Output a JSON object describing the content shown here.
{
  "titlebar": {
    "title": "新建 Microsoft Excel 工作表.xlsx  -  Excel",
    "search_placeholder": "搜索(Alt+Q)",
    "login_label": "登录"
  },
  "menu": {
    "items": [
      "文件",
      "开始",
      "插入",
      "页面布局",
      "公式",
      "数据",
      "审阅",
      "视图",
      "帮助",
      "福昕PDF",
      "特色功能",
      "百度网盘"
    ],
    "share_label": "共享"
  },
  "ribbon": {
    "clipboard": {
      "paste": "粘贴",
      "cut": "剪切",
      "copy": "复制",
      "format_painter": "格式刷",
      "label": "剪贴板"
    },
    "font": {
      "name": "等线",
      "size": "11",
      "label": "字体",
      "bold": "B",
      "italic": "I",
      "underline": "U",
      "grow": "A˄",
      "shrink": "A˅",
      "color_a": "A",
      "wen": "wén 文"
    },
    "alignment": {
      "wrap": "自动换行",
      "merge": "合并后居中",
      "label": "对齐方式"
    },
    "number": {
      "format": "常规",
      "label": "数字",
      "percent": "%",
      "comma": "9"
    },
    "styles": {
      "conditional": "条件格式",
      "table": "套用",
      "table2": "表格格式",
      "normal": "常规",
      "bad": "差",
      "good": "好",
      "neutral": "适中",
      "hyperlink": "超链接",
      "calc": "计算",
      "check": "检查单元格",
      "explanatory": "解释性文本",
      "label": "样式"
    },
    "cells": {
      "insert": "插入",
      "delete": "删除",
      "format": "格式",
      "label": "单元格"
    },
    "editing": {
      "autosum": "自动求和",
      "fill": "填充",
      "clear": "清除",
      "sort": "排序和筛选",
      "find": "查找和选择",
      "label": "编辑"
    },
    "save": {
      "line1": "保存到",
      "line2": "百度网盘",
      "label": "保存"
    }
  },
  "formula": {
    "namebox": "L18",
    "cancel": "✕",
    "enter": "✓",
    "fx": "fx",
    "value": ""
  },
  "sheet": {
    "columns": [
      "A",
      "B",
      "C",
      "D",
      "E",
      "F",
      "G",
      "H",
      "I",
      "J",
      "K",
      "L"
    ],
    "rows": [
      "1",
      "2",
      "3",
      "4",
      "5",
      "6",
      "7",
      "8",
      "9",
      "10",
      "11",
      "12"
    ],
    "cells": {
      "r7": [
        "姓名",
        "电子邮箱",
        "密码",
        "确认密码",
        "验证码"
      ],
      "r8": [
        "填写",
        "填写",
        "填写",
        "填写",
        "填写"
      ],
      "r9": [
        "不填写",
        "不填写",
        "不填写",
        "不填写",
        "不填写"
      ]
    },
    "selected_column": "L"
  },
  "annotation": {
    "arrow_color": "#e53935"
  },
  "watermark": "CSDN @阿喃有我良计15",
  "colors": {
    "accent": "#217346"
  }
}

——————————

Job:
Extract the complete listing verbatim.

Complete response:
Output a JSON object describing the content shown here.
{
  "titlebar": {
    "title": "新建 Microsoft Excel 工作表.xlsx  -  Excel",
    "search_placeholder": "搜索(Alt+Q)",
    "login_label": "登录"
  },
  "menu": {
    "items": [
      "文件",
      "开始",
      "插入",
      "页面布局",
      "公式",
      "数据",
      "审阅",
      "视图",
      "帮助",
      "福昕PDF",
      "特色功能",
      "百度网盘"
    ],
    "share_label": "共享"
  },
  "ribbon": {
    "clipboard": {
      "paste": "粘贴",
      "cut": "剪切",
      "copy": "复制",
      "format_painter": "格式刷",
      "label": "剪贴板"
    },
    "font": {
      "name": "等线",
      "size": "11",
      "label": "字体",
      "bold": "B",
      "italic": "I",
      "underline": "U",
      "grow": "A˄",
      "shrink": "A˅",
      "color_a": "A",
      "wen": "wén 文"
    },
    "alignment": {
      "wrap": "自动换行",
      "merge": "合并后居中",
      "label": "对齐方式"
    },
    "number": {
      "format": "常规",
      "label": "数字",
      "percent": "%",
      "comma": "9"
    },
    "styles": {
      "conditional": "条件格式",
      "table": "套用",
      "table2": "表格格式",
      "normal": "常规",
      "bad": "差",
      "good": "好",
      "neutral": "适中",
      "hyperlink": "超链接",
      "calc": "计算",
      "check": "检查单元格",
      "explanatory": "解释性文本",
      "label": "样式"
    },
    "cells": {
      "insert": "插入",
      "delete": "删除",
      "format": "格式",
      "label": "单元格"
    },
    "editing": {
      "autosum": "自动求和",
      "fill": "填充",
      "clear": "清除",
      "sort": "排序和筛选",
      "find": "查找和选择",
      "label": "编辑"
    },
    "save": {
      "line1": "保存到",
      "line2": "百度网盘",
      "label": "保存"
    }
  },
  "formula": {
    "namebox": "L18",
    "cancel": "✕",
    "enter": "✓",
    "fx": "fx",
    "value": ""
  },
  "sheet": {
    "columns": [
      "A",
      "B",
      "C",
      "D",
      "E",
      "F",
      "G",
      "H",
      "I",
      "J",
      "K",
      "L"
    ],
    "rows": [
      "1",
      "2",
      "3",
      "4",
      "5",
      "6",
      "7",
      "8",
      "9",
      "10",
      "11",
      "12"
    ],
    "cells": {
      "r7": [
        "姓名",
        "电子邮箱",
        "密码",
        "确认密码",
        "验证码"
      ],
      "r8": [
        "填写",
        "填写",
        "填写",
        "填写",
        "填写"
      ],
      "r9": [
        "不填写",
        "不填写",
        "不填写",
        "不填写",
        "不填写"
      ]
    },
    "selected_column": "L"
  },
  "annotation": {
    "arrow_color": "#e53935"
  },
  "watermark": "CSDN @阿喃有我良计15",
  "colors": {
    "accent": "#217346"
  }
}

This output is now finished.